#### DIRECTIONS FOR THIS TASK:
Go through the listing and copy every line word for word.
*****
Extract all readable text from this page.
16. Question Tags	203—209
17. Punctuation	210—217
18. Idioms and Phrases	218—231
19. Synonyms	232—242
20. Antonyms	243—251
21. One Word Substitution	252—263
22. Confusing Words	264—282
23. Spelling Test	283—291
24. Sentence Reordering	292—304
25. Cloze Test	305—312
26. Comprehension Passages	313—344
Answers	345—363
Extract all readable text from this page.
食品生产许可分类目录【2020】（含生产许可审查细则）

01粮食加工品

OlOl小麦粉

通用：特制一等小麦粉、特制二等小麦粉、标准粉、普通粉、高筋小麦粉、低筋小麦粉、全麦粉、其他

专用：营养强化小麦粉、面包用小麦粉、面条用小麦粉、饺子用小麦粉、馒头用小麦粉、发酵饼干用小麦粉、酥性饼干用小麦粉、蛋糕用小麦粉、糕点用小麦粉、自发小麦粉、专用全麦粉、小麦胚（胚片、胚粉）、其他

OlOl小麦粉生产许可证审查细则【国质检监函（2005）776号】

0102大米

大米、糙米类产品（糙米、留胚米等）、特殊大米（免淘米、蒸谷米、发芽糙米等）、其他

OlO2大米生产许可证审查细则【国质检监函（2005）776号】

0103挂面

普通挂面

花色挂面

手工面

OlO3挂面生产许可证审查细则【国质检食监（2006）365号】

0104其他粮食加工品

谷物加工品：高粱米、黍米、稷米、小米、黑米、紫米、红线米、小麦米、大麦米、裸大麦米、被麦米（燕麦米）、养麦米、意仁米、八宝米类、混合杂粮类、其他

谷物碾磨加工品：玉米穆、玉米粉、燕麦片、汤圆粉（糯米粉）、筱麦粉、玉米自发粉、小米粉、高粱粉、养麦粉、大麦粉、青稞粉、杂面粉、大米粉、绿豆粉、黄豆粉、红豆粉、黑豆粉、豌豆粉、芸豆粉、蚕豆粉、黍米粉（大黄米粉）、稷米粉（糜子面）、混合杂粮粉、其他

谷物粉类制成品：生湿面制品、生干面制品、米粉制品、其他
*****
#### OUTPUT OF THE TASK:
Extract all readable text from this page.
16. Question Tags	203—209
17. Punctuation	210—217
18. Idioms and Phrases	218—231
19. Synonyms	232—242
20. Antonyms	243—251
21. One Word Substitution	252—263
22. Confusing Words	264—282
23. Spelling Test	283—291
24. Sentence Reordering	292—304
25. Cloze Test	305—312
26. Comprehension Passages	313—344
Answers	345—363
Extract all readable text from this page.
食品生产许可分类目录【2020】（含生产许可审查细则）

01粮食加工品

OlOl小麦粉

通用：特制一等小麦粉、特制二等小麦粉、标准粉、普通粉、高筋小麦粉、低筋小麦粉、全麦粉、其他

专用：营养强化小麦粉、面包用小麦粉、面条用小麦粉、饺子用小麦粉、馒头用小麦粉、发酵饼干用小麦粉、酥性饼干用小麦粉、蛋糕用小麦粉、糕点用小麦粉、自发小麦粉、专用全麦粉、小麦胚（胚片、胚粉）、其他

OlOl小麦粉生产许可证审查细则【国质检监函（2005）776号】

0102大米

大米、糙米类产品（糙米、留胚米等）、特殊大米（免淘米、蒸谷米、发芽糙米等）、其他

OlO2大米生产许可证审查细则【国质检监函（2005）776号】

0103挂面

普通挂面

花色挂面

手工面

OlO3挂面生产许可证审查细则【国质检食监（2006）365号】

0104其他粮食加工品

谷物加工品：高粱米、黍米、稷米、小米、黑米、紫米、红线米、小麦米、大麦米、裸大麦米、被麦米（燕麦米）、养麦米、意仁米、八宝米类、混合杂粮类、其他

谷物碾磨加工品：玉米穆、玉米粉、燕麦片、汤圆粉（糯米粉）、筱麦粉、玉米自发粉、小米粉、高粱粉、养麦粉、大麦粉、青稞粉、杂面粉、大米粉、绿豆粉、黄豆粉、红豆粉、黑豆粉、豌豆粉、芸豆粉、蚕豆粉、黍米粉（大黄米粉）、稷米粉（糜子面）、混合杂粮粉、其他

谷物粉类制成品：生湿面制品、生干面制品、米粉制品、其他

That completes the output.